(Stored entries)
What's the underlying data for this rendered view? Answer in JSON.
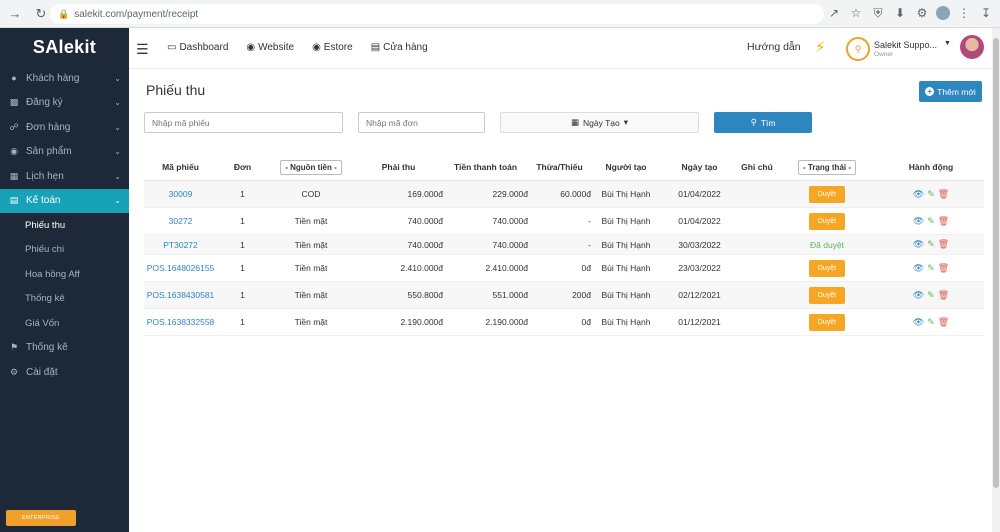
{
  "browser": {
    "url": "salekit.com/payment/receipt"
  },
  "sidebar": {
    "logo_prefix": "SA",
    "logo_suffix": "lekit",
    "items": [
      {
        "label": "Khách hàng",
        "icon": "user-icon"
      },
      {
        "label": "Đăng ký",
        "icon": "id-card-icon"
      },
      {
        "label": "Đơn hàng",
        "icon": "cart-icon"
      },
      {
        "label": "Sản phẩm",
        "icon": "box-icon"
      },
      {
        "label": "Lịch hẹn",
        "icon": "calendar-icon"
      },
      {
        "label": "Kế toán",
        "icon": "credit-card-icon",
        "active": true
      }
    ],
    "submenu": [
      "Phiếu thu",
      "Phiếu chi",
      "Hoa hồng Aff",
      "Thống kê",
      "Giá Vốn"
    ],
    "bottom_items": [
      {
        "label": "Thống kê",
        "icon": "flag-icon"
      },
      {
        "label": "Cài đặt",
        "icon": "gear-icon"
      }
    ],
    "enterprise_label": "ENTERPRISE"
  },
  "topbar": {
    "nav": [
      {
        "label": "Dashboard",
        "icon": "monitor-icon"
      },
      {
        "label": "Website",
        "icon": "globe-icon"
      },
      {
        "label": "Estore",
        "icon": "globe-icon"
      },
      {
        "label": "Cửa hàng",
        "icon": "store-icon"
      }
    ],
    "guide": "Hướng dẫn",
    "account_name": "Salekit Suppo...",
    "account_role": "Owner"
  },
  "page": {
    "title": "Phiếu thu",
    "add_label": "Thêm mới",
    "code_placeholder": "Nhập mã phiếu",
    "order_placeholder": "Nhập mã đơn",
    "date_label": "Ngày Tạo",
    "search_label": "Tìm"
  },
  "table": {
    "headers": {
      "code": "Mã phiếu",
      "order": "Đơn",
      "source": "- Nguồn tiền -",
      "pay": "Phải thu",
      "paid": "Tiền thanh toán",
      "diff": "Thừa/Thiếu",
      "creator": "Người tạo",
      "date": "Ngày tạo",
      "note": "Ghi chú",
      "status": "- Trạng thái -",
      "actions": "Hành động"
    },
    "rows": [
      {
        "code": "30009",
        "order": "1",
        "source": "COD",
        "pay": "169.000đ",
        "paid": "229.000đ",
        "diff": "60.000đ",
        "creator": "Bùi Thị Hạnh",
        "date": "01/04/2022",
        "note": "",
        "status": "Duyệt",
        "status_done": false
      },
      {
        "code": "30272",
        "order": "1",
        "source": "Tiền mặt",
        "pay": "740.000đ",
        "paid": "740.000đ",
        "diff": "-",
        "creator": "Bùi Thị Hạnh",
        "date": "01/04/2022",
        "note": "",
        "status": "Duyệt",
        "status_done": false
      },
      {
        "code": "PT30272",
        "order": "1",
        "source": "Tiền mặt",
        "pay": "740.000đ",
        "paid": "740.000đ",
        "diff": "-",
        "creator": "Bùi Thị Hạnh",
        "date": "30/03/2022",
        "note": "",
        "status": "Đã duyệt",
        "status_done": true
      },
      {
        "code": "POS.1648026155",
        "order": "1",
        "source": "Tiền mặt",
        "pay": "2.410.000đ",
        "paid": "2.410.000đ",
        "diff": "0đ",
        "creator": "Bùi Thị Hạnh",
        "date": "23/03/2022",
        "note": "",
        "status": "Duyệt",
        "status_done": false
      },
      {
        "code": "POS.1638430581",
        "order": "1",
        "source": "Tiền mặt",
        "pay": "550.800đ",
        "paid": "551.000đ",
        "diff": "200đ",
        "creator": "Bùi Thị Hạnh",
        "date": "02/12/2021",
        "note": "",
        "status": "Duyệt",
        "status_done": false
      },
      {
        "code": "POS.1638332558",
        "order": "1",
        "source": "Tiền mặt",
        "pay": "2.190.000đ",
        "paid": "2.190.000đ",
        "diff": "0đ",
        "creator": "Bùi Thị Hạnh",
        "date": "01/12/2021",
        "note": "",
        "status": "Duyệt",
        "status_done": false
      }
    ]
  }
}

...

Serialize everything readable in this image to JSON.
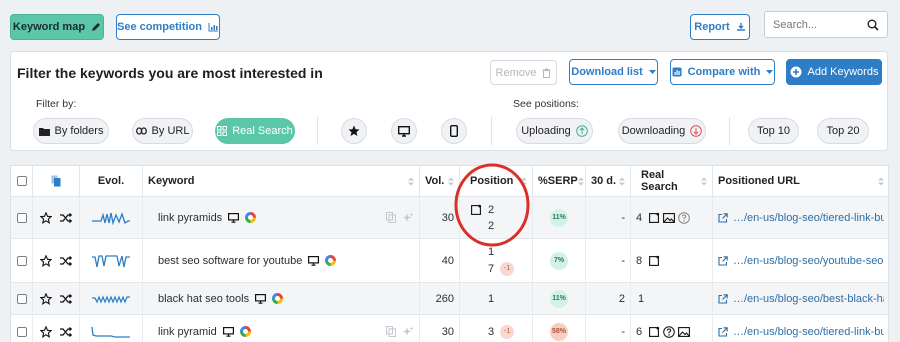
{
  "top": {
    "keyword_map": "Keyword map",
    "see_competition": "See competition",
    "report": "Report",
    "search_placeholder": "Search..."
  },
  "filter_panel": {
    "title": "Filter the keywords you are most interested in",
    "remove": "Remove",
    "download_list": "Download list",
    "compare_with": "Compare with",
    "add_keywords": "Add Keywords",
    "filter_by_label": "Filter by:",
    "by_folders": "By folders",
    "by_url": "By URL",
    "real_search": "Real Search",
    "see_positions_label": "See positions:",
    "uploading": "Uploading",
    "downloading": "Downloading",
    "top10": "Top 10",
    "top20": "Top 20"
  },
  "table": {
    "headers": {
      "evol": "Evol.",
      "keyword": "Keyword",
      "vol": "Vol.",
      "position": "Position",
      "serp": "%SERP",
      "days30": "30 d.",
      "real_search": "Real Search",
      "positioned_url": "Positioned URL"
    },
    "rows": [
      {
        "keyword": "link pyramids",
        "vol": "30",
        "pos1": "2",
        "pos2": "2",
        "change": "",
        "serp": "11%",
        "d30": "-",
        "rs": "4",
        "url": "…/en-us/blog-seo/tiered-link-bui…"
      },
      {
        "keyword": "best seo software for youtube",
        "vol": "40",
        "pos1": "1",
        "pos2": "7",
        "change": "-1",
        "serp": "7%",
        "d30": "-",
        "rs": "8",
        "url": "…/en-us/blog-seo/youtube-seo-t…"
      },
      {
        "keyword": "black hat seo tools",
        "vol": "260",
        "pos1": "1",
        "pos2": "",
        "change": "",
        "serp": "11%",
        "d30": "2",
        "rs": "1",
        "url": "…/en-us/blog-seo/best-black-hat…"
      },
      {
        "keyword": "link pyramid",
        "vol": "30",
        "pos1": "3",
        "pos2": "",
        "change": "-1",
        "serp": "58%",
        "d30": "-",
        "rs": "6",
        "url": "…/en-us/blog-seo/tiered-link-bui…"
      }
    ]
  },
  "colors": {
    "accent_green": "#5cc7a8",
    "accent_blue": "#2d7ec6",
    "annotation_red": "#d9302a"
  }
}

#### JOB:
Pick out all lines from the data above in which the word "blog" appears.

#### EXERCISE ANSWER:
        "url": "…/en-us/blog-seo/tiered-link-bui…"
        "url": "…/en-us/blog-seo/youtube-seo-t…"
        "url": "…/en-us/blog-seo/best-black-hat…"
        "url": "…/en-us/blog-seo/tiered-link-bui…"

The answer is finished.